▶ _Exercise description_:
Rewrite the data below, putting "carrier sheets" in place of every "material sheets" and leaving everything else the same. Don't include the pictures in your answer.

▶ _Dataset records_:
_____
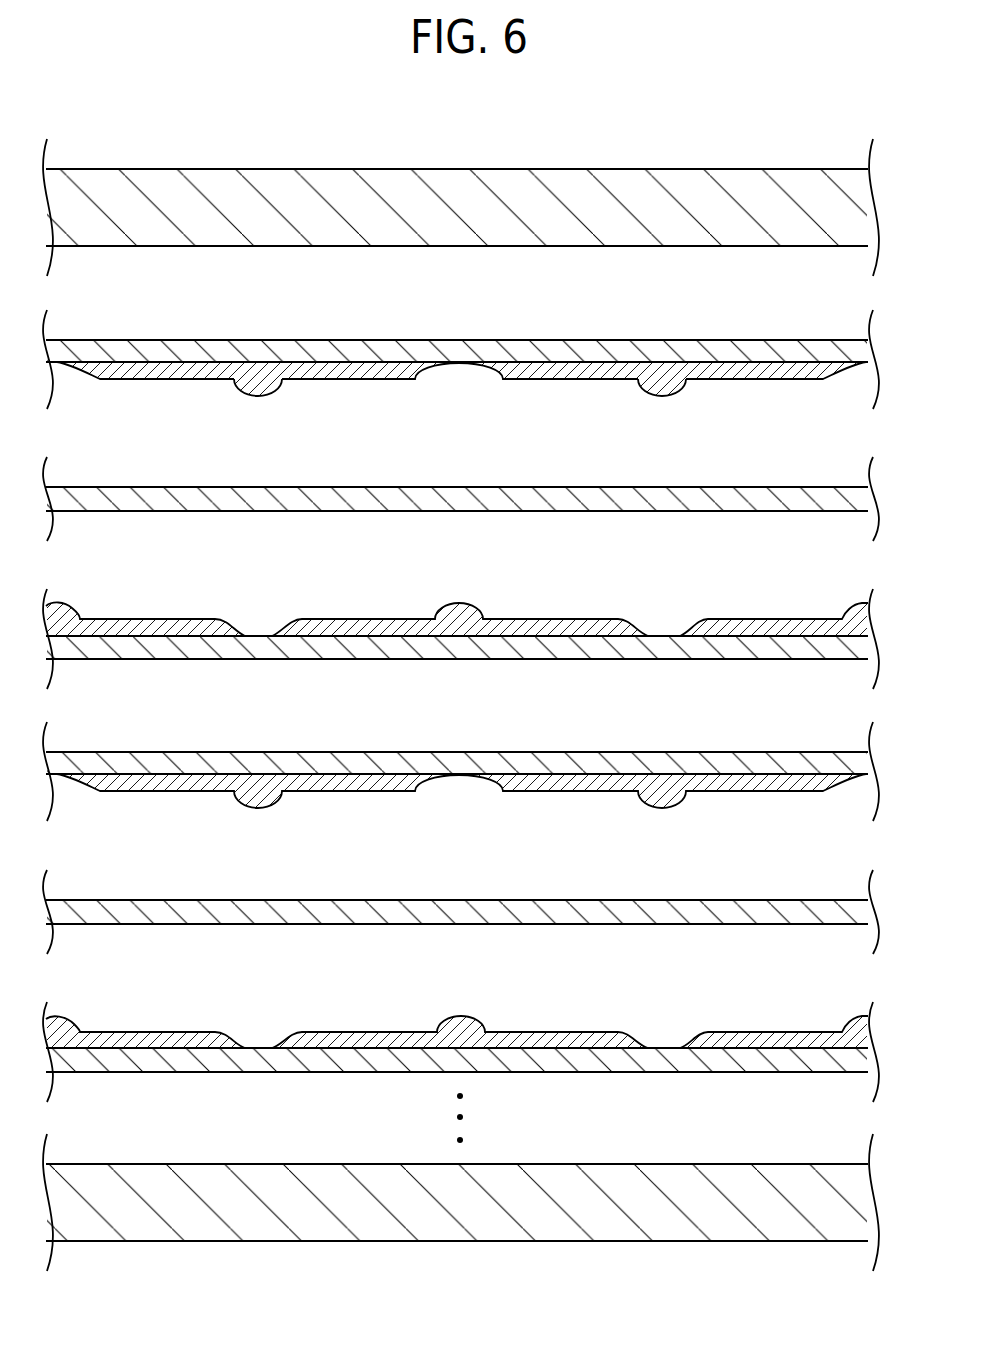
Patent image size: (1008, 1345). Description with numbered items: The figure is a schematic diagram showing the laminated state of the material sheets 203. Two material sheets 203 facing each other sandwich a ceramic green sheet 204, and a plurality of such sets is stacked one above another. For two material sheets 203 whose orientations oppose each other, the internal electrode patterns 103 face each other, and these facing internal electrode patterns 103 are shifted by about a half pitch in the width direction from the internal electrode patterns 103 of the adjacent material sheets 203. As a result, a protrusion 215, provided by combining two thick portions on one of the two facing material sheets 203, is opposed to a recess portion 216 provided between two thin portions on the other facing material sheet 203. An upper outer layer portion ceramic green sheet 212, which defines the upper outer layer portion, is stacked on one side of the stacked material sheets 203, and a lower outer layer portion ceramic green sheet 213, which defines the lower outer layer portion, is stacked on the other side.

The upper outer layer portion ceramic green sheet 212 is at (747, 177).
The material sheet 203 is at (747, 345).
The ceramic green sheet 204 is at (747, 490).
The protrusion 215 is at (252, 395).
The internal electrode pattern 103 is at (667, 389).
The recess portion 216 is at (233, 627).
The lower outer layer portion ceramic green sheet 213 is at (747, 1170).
_____
▶ _The solution_:
Patent image size: (1008, 1345). Description with numbered items: The figure is a schematic diagram showing the laminated state of the carrier sheets 203. Two carrier sheets 203 facing each other sandwich a ceramic green sheet 204, and a plurality of such sets is stacked one above another. For two carrier sheets 203 whose orientations oppose each other, the internal electrode patterns 103 face each other, and these facing internal electrode patterns 103 are shifted by about a half pitch in the width direction from the internal electrode patterns 103 of the adjacent carrier sheets 203. As a result, a protrusion 215, provided by combining two thick portions on one of the two facing carrier sheets 203, is opposed to a recess portion 216 provided between two thin portions on the other facing material sheet 203. An upper outer layer portion ceramic green sheet 212, which defines the upper outer layer portion, is stacked on one side of the stacked carrier sheets 203, and a lower outer layer portion ceramic green sheet 213, which defines the lower outer layer portion, is stacked on the other side.

The upper outer layer portion ceramic green sheet 212 is at (747, 177).
The material sheet 203 is at (747, 345).
The ceramic green sheet 204 is at (747, 490).
The protrusion 215 is at (252, 395).
The internal electrode pattern 103 is at (667, 389).
The recess portion 216 is at (233, 627).
The lower outer layer portion ceramic green sheet 213 is at (747, 1170).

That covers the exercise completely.